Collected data
[BEGIN]
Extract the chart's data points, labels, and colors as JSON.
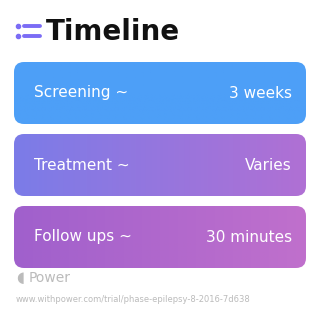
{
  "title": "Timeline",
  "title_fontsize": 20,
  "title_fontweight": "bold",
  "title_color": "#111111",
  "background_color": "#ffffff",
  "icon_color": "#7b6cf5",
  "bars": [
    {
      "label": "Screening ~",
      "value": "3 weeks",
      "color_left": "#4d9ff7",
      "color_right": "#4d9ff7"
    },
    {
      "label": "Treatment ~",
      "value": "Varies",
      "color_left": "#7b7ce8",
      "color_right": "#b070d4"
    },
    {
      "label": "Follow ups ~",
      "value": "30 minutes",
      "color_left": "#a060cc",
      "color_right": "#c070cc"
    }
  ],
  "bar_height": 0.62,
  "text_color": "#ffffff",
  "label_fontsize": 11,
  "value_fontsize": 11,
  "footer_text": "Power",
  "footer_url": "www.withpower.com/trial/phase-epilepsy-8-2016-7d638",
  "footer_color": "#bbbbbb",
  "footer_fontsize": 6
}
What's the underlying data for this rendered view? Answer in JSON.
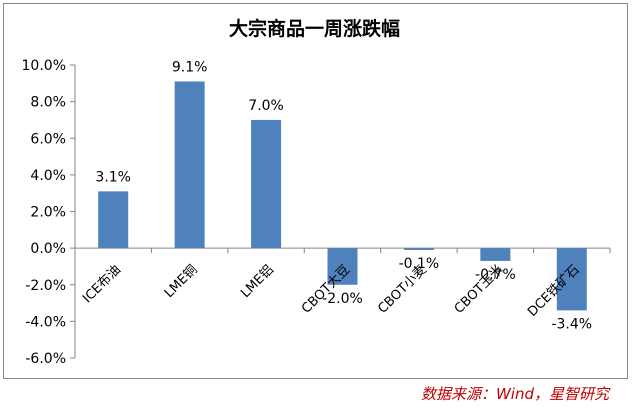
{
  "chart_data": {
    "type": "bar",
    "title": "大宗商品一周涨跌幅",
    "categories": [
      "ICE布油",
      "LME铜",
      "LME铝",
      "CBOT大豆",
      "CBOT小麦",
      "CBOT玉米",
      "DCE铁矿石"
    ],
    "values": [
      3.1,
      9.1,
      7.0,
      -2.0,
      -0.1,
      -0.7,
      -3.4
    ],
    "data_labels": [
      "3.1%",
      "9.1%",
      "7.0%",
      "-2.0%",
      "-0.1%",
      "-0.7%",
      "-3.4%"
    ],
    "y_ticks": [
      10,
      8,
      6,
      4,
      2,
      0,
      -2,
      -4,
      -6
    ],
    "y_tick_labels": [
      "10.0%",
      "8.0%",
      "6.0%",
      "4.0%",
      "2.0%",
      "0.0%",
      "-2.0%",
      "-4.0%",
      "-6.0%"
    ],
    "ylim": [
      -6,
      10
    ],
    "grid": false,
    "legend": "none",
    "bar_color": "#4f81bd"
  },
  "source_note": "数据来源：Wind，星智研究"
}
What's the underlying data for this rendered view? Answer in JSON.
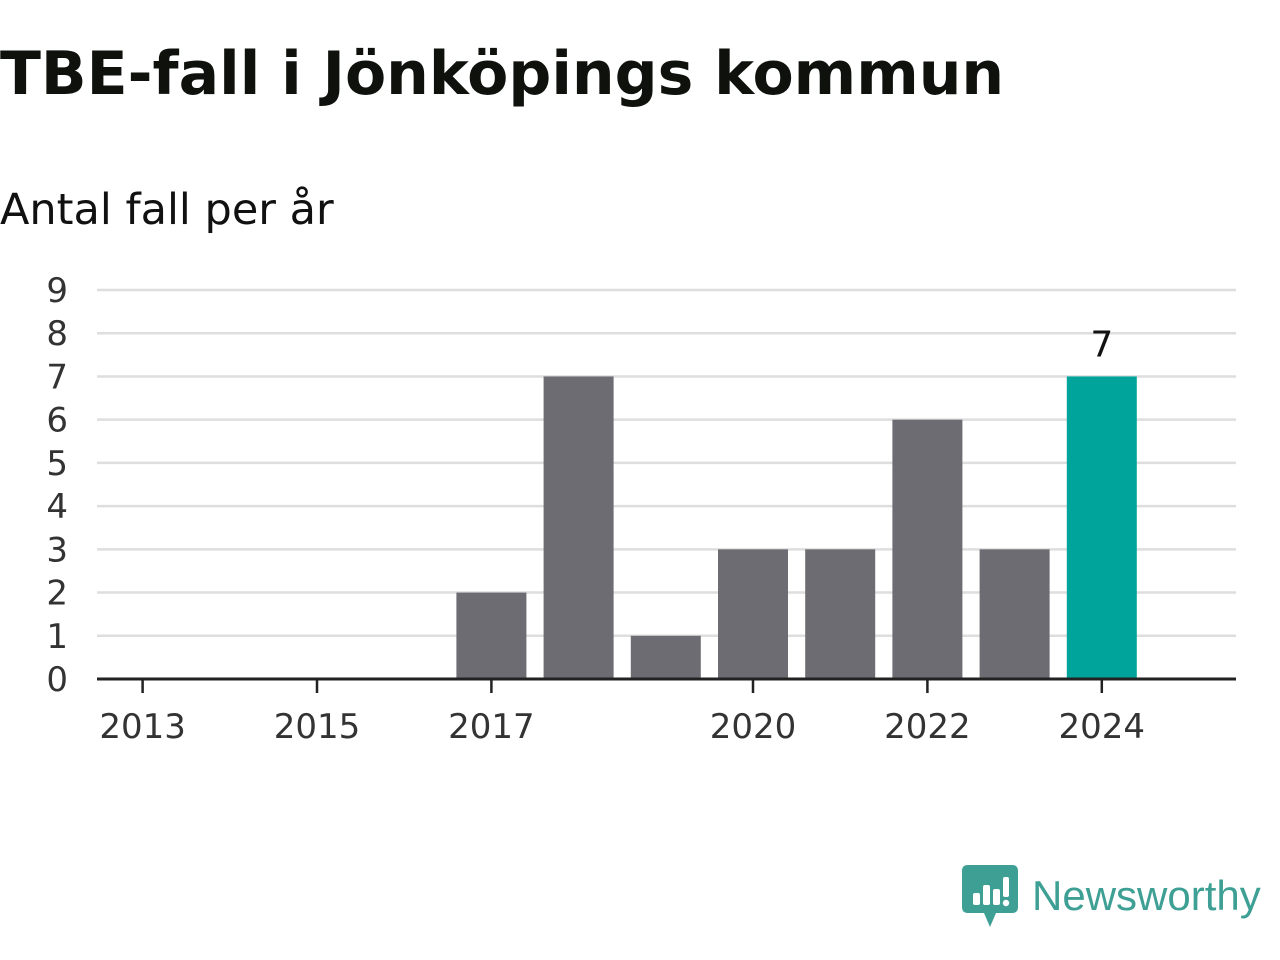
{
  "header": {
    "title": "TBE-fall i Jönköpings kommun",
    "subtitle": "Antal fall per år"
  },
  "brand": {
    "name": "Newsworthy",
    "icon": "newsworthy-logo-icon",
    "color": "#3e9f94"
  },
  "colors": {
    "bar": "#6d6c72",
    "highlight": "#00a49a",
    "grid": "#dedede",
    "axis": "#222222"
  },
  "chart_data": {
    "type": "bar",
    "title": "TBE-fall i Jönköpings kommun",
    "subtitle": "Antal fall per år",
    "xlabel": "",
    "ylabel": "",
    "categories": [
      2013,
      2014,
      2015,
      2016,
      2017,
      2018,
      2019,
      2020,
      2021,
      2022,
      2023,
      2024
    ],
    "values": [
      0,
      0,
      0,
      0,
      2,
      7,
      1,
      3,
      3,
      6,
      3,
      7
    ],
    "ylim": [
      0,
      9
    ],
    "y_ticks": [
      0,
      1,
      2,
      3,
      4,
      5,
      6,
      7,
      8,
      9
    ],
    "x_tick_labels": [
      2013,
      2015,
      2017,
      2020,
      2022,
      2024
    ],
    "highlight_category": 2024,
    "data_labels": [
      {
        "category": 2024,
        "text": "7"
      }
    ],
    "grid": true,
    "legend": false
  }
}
[END]
Each line of the data is to be duplicated exactly; pictures stay out of the copy.

CORRECT RESULT:
Extract the chart's data points, labels, and colors as JSON.
{
  "title": "Timeline",
  "title_fontsize": 20,
  "title_fontweight": "bold",
  "title_color": "#111111",
  "background_color": "#ffffff",
  "icon_color": "#7b6cf5",
  "bars": [
    {
      "label": "Screening ~",
      "value": "3 weeks",
      "color_left": "#4d9ff7",
      "color_right": "#4d9ff7"
    },
    {
      "label": "Treatment ~",
      "value": "Varies",
      "color_left": "#7b7ce8",
      "color_right": "#b070d4"
    },
    {
      "label": "Follow ups ~",
      "value": "30 minutes",
      "color_left": "#a060cc",
      "color_right": "#c070cc"
    }
  ],
  "bar_height": 0.62,
  "text_color": "#ffffff",
  "label_fontsize": 11,
  "value_fontsize": 11,
  "footer_text": "Power",
  "footer_url": "www.withpower.com/trial/phase-epilepsy-8-2016-7d638",
  "footer_color": "#bbbbbb",
  "footer_fontsize": 6
}
What's the underlying data for this rendered view? Answer in JSON.
{
  "chart_data": {
    "type": "bar",
    "title": "大宗商品一周涨跌幅",
    "categories": [
      "ICE布油",
      "LME铜",
      "LME铝",
      "CBOT大豆",
      "CBOT小麦",
      "CBOT玉米",
      "DCE铁矿石"
    ],
    "values": [
      3.1,
      9.1,
      7.0,
      -2.0,
      -0.1,
      -0.7,
      -3.4
    ],
    "data_labels": [
      "3.1%",
      "9.1%",
      "7.0%",
      "-2.0%",
      "-0.1%",
      "-0.7%",
      "-3.4%"
    ],
    "y_ticks": [
      10,
      8,
      6,
      4,
      2,
      0,
      -2,
      -4,
      -6
    ],
    "y_tick_labels": [
      "10.0%",
      "8.0%",
      "6.0%",
      "4.0%",
      "2.0%",
      "0.0%",
      "-2.0%",
      "-4.0%",
      "-6.0%"
    ],
    "ylim": [
      -6,
      10
    ],
    "grid": false,
    "legend": "none",
    "bar_color": "#4f81bd"
  },
  "source_note": "数据来源：Wind，星智研究"
}
What's the underlying data for this rendered view? Answer in JSON.
{
  "header": {
    "title": "TBE-fall i Jönköpings kommun",
    "subtitle": "Antal fall per år"
  },
  "brand": {
    "name": "Newsworthy",
    "icon": "newsworthy-logo-icon",
    "color": "#3e9f94"
  },
  "colors": {
    "bar": "#6d6c72",
    "highlight": "#00a49a",
    "grid": "#dedede",
    "axis": "#222222"
  },
  "chart_data": {
    "type": "bar",
    "title": "TBE-fall i Jönköpings kommun",
    "subtitle": "Antal fall per år",
    "xlabel": "",
    "ylabel": "",
    "categories": [
      2013,
      2014,
      2015,
      2016,
      2017,
      2018,
      2019,
      2020,
      2021,
      2022,
      2023,
      2024
    ],
    "values": [
      0,
      0,
      0,
      0,
      2,
      7,
      1,
      3,
      3,
      6,
      3,
      7
    ],
    "ylim": [
      0,
      9
    ],
    "y_ticks": [
      0,
      1,
      2,
      3,
      4,
      5,
      6,
      7,
      8,
      9
    ],
    "x_tick_labels": [
      2013,
      2015,
      2017,
      2020,
      2022,
      2024
    ],
    "highlight_category": 2024,
    "data_labels": [
      {
        "category": 2024,
        "text": "7"
      }
    ],
    "grid": true,
    "legend": false
  }
}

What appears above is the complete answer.